►

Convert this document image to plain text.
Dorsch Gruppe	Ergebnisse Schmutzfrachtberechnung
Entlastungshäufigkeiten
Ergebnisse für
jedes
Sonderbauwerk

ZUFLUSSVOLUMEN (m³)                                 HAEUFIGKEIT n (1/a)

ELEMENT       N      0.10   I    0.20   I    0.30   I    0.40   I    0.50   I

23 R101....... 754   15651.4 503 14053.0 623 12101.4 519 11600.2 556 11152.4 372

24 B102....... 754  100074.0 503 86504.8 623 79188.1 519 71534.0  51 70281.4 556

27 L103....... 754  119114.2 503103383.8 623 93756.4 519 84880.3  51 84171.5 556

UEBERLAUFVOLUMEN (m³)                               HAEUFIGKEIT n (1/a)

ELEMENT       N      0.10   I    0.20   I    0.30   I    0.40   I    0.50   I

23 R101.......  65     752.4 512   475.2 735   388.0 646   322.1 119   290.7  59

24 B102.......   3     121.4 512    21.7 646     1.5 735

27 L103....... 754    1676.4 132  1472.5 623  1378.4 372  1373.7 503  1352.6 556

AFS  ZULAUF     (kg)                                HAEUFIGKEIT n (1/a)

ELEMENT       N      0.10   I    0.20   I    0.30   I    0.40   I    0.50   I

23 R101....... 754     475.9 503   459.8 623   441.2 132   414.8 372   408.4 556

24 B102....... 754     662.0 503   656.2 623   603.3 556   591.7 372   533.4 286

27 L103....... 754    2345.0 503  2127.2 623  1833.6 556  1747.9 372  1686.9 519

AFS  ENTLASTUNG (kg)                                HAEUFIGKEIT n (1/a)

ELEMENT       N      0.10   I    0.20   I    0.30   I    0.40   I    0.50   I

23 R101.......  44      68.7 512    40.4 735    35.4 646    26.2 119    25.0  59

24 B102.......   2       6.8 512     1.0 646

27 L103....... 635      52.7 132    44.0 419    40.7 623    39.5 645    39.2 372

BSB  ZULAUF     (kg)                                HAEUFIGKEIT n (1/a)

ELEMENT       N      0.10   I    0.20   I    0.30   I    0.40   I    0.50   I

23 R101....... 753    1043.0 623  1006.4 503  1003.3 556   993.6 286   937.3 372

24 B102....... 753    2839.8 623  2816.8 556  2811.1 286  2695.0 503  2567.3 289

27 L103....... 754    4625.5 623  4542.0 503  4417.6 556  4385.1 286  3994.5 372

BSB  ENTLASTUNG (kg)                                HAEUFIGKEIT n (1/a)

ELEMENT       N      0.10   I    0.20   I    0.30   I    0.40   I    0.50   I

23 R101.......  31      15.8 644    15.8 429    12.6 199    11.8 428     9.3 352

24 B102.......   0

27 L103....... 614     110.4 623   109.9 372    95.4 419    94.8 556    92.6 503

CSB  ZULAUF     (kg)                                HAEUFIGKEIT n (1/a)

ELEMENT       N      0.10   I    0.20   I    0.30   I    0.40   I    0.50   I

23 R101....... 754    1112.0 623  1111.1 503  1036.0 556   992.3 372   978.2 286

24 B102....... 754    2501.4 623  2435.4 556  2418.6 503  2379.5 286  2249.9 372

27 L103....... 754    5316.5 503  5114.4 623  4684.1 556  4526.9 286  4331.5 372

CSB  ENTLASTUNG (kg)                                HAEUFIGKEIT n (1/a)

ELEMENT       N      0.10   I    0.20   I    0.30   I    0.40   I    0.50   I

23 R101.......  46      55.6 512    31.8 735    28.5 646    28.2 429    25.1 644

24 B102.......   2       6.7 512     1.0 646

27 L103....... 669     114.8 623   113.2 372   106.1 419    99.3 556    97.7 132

◄
►

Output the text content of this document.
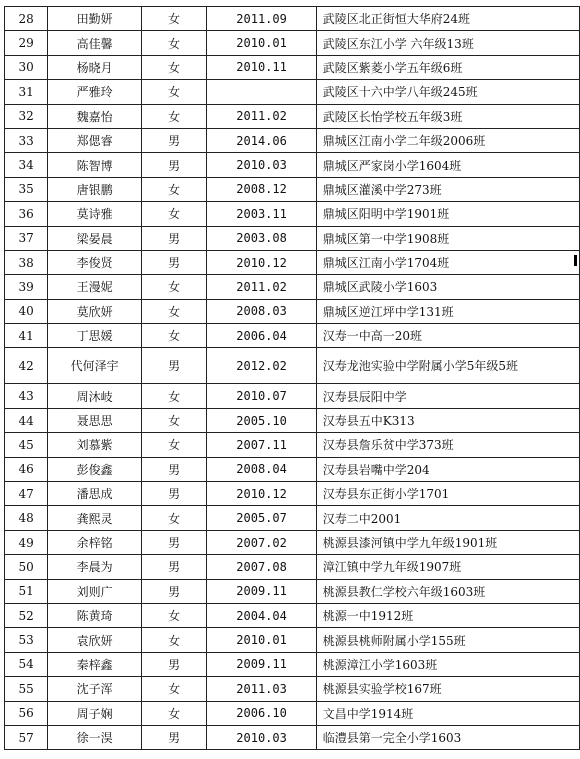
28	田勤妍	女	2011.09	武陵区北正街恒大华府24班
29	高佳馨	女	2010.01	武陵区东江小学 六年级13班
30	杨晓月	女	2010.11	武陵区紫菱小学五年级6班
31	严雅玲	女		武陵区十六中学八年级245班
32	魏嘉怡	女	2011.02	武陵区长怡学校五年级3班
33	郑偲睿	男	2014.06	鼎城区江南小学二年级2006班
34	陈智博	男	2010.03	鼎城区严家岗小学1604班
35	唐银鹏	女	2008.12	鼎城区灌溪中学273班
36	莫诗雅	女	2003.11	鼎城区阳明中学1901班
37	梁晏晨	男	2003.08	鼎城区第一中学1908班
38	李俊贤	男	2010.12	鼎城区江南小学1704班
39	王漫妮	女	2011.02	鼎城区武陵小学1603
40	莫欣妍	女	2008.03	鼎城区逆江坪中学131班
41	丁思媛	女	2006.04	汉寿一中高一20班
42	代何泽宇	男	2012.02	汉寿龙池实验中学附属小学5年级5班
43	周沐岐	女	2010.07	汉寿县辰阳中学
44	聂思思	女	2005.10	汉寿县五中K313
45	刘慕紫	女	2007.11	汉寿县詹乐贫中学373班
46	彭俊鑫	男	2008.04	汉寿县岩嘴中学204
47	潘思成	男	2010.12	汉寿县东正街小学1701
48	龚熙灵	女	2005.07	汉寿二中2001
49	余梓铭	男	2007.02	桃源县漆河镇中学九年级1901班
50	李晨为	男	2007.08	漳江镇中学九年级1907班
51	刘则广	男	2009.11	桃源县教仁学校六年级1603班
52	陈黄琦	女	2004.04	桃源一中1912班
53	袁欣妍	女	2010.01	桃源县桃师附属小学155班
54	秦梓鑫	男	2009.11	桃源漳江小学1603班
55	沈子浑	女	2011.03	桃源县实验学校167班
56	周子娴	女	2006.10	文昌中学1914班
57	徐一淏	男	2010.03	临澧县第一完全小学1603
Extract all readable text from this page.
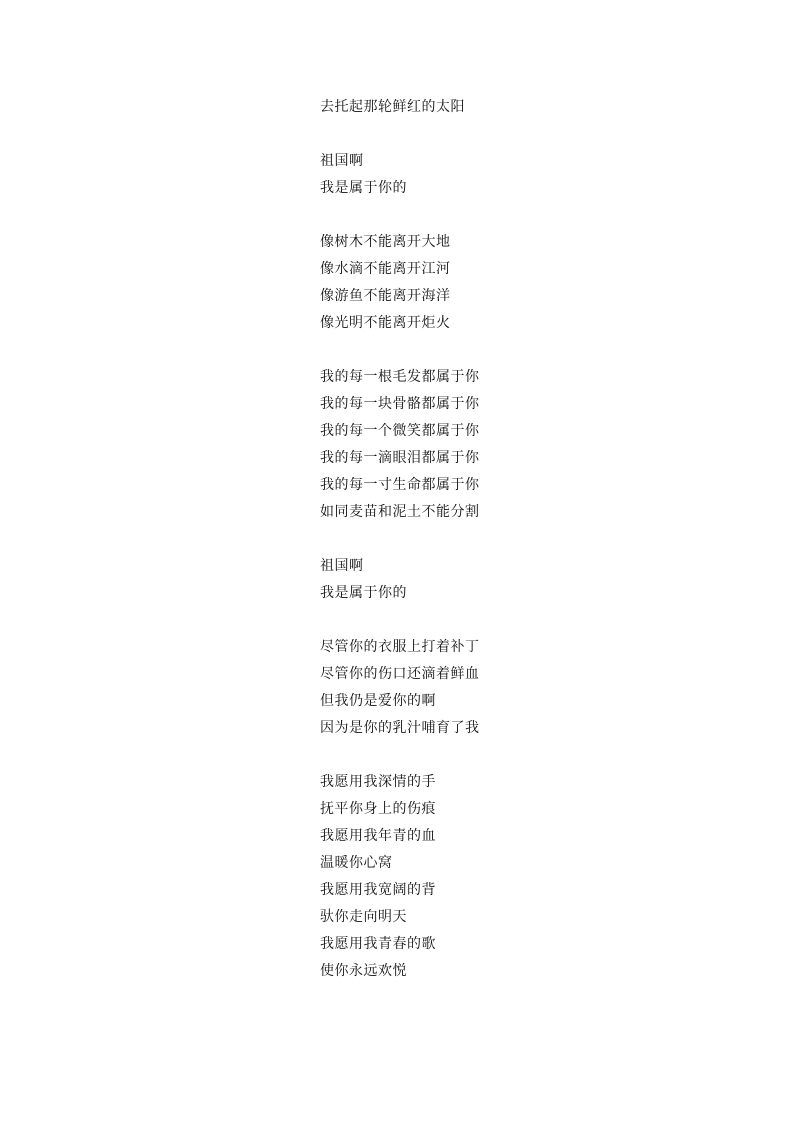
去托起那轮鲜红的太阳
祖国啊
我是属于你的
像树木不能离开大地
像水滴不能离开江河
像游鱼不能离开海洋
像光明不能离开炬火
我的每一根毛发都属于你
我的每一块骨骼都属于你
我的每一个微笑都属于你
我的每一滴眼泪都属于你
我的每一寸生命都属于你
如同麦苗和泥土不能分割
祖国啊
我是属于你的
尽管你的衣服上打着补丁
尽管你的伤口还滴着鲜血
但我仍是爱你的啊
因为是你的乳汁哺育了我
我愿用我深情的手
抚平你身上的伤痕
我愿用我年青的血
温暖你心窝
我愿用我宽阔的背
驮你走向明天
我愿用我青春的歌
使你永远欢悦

◄
►

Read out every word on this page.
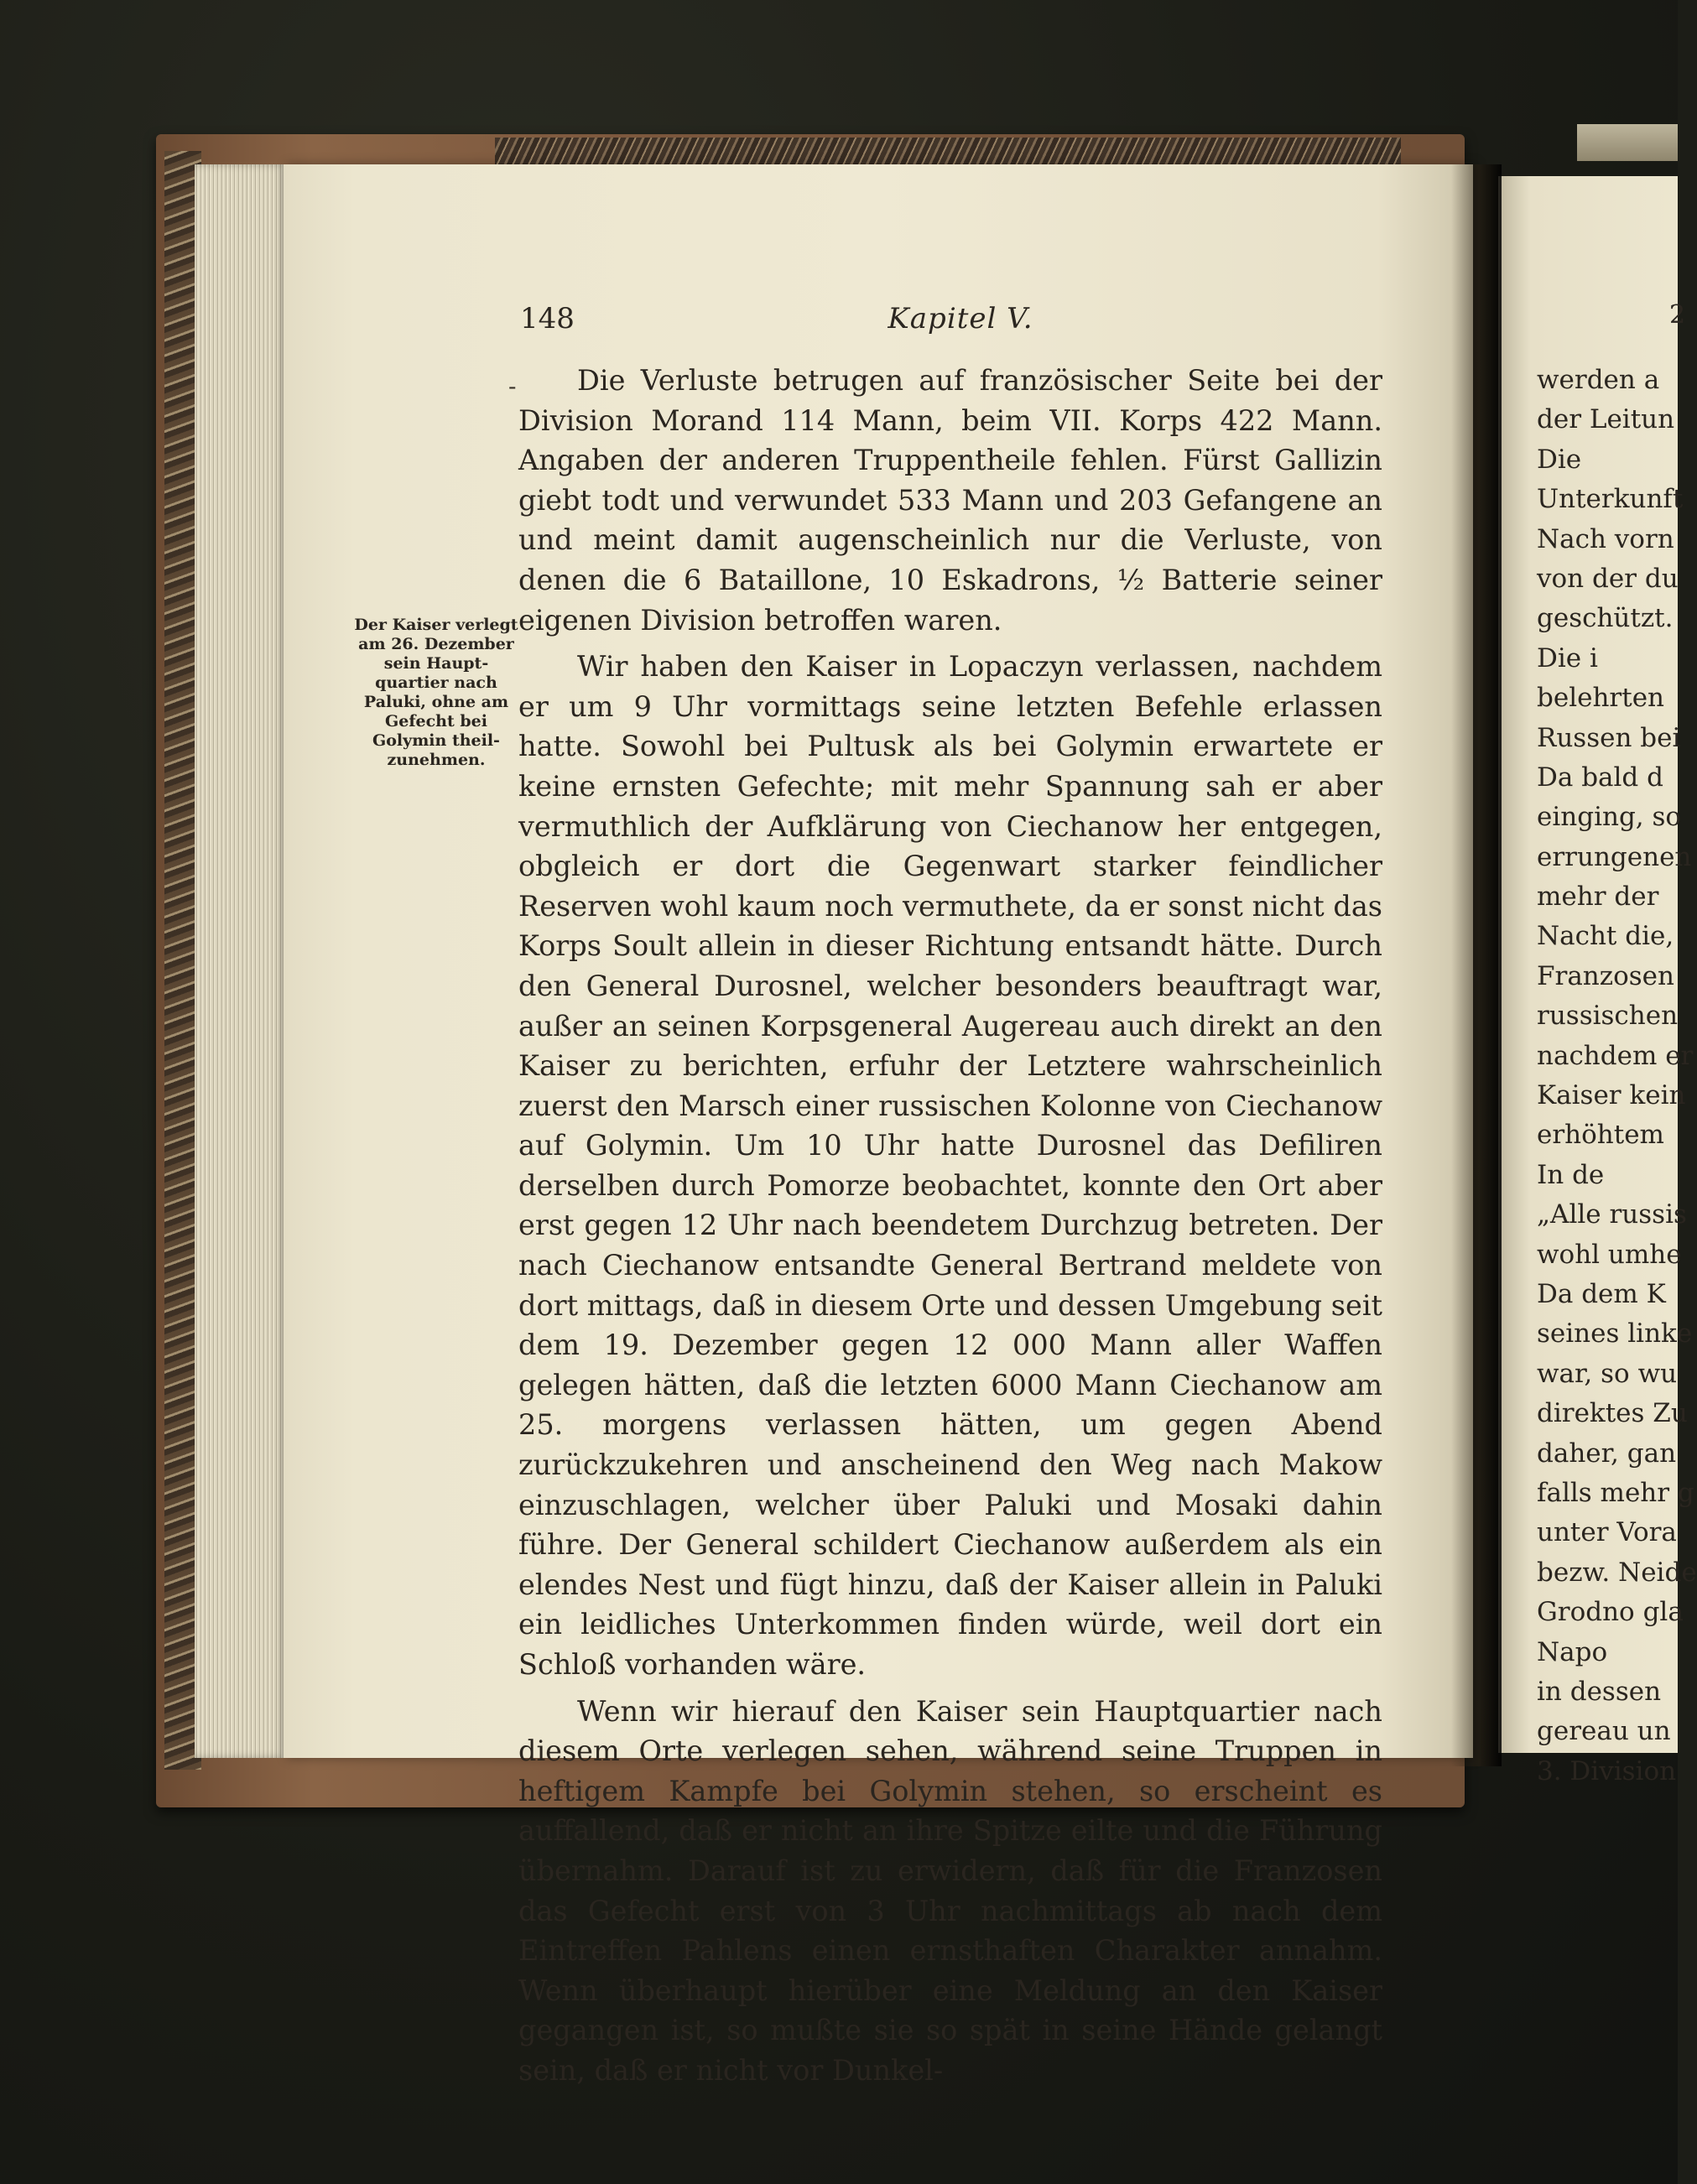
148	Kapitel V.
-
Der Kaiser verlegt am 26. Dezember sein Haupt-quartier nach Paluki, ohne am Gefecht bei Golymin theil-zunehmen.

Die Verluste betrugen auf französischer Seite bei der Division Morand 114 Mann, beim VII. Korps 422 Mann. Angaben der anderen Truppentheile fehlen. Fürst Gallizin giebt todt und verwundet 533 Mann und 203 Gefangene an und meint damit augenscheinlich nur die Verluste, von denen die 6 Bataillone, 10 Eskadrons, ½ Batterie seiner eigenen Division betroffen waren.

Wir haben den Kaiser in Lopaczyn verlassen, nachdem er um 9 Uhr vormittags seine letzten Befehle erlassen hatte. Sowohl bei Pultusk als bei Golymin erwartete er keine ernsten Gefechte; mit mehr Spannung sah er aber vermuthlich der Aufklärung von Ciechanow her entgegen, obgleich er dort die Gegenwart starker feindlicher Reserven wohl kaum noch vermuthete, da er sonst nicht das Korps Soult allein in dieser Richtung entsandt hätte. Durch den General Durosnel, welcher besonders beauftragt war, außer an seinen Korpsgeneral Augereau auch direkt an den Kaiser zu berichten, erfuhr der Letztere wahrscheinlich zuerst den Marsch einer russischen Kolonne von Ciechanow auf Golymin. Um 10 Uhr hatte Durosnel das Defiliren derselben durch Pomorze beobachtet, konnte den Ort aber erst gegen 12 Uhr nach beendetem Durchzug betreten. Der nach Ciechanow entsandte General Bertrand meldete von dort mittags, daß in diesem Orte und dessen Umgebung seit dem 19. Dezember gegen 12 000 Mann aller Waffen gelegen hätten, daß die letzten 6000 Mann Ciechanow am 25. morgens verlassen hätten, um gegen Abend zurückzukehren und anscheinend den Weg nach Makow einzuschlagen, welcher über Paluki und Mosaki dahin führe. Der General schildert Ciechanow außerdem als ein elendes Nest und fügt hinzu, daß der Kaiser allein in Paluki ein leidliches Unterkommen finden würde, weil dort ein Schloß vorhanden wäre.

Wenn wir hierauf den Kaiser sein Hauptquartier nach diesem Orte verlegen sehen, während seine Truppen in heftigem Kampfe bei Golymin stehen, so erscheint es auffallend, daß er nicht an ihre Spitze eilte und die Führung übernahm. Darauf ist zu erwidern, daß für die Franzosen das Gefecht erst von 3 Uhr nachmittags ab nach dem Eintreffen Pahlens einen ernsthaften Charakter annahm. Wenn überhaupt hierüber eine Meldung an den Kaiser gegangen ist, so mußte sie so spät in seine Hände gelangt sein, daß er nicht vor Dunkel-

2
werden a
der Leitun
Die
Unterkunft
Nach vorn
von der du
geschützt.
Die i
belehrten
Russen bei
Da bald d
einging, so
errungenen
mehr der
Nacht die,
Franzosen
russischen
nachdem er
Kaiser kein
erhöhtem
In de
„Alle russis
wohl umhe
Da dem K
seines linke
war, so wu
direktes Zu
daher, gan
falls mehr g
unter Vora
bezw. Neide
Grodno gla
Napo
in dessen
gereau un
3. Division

◄

THE REQUEST
Copy each line containing the word "page" from the data.

RESPONSE TO THE EXERCISE
Extract all readable text from this page.
Read out every word on this page.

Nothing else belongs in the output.